# PROBLEM TO WORK ON
Tally the lines in the following entries that include the word "name"; state only the total.

## start

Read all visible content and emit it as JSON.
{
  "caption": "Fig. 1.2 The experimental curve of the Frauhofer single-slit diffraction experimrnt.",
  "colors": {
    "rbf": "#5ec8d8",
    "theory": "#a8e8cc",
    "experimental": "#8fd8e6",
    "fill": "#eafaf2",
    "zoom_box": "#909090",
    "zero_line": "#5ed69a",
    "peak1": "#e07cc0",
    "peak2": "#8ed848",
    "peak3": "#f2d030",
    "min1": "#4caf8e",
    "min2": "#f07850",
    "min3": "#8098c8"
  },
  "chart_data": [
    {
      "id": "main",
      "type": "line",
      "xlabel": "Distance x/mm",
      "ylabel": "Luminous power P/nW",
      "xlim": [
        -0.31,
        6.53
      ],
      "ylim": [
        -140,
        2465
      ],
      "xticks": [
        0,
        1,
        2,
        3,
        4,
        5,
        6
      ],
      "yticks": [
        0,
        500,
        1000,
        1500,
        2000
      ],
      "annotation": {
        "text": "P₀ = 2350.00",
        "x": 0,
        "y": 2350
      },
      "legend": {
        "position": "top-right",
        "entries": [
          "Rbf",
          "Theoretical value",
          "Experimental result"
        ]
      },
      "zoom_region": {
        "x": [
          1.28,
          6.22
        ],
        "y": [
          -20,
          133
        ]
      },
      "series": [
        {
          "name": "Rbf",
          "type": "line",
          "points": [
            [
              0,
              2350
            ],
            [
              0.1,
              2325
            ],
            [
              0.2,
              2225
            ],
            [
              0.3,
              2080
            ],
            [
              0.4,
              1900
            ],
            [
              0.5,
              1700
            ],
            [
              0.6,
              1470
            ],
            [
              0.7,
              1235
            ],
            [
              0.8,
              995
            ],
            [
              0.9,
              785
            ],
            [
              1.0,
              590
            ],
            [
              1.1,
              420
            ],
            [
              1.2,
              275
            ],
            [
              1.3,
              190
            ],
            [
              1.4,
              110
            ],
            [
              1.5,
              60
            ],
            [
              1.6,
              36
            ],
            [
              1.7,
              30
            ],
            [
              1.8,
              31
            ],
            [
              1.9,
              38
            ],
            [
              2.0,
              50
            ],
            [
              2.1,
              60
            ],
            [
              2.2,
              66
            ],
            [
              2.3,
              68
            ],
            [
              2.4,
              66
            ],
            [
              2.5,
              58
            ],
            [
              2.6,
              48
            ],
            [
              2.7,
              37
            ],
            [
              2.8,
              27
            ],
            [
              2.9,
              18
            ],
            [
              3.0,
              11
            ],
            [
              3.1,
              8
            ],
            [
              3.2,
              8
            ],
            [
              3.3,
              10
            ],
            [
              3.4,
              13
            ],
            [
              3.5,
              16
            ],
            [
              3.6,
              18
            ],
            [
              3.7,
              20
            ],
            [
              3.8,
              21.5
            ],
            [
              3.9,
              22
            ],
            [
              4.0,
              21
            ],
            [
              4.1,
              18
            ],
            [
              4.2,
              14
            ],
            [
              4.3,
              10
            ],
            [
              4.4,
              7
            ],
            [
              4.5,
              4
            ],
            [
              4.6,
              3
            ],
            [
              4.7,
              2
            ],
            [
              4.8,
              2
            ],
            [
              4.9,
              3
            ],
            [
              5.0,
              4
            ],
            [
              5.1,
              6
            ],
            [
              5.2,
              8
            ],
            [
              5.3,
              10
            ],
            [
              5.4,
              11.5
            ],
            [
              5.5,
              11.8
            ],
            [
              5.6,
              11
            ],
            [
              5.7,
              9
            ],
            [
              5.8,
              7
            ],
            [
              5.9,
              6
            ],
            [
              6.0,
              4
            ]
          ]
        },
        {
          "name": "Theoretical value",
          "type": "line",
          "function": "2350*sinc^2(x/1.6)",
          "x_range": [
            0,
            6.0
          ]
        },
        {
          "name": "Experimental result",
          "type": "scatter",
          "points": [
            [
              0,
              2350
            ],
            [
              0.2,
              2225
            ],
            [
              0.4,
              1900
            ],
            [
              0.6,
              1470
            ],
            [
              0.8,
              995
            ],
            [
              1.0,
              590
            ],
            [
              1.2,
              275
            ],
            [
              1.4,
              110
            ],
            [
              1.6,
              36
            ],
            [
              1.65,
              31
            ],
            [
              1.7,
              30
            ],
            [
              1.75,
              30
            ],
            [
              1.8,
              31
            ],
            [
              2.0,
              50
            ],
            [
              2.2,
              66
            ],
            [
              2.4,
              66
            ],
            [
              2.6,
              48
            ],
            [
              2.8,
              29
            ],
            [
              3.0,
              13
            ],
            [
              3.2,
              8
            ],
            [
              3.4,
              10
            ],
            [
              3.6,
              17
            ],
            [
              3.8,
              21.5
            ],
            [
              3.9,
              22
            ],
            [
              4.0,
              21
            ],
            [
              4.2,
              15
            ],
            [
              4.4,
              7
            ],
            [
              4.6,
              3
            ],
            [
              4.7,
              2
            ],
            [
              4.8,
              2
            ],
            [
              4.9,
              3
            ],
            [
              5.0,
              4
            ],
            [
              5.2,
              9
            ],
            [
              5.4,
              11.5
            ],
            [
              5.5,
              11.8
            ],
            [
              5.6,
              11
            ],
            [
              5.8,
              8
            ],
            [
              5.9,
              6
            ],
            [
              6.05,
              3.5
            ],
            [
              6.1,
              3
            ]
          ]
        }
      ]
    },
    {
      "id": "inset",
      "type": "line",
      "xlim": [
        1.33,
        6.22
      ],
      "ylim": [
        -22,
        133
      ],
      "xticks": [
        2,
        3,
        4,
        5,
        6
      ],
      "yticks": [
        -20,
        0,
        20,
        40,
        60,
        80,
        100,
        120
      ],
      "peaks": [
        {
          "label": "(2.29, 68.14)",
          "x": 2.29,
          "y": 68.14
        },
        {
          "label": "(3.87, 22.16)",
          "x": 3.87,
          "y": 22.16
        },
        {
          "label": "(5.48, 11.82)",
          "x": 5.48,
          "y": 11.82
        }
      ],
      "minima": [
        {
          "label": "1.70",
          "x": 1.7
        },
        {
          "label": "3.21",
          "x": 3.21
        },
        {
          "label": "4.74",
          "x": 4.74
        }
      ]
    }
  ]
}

## end

# THE RESPONSE
3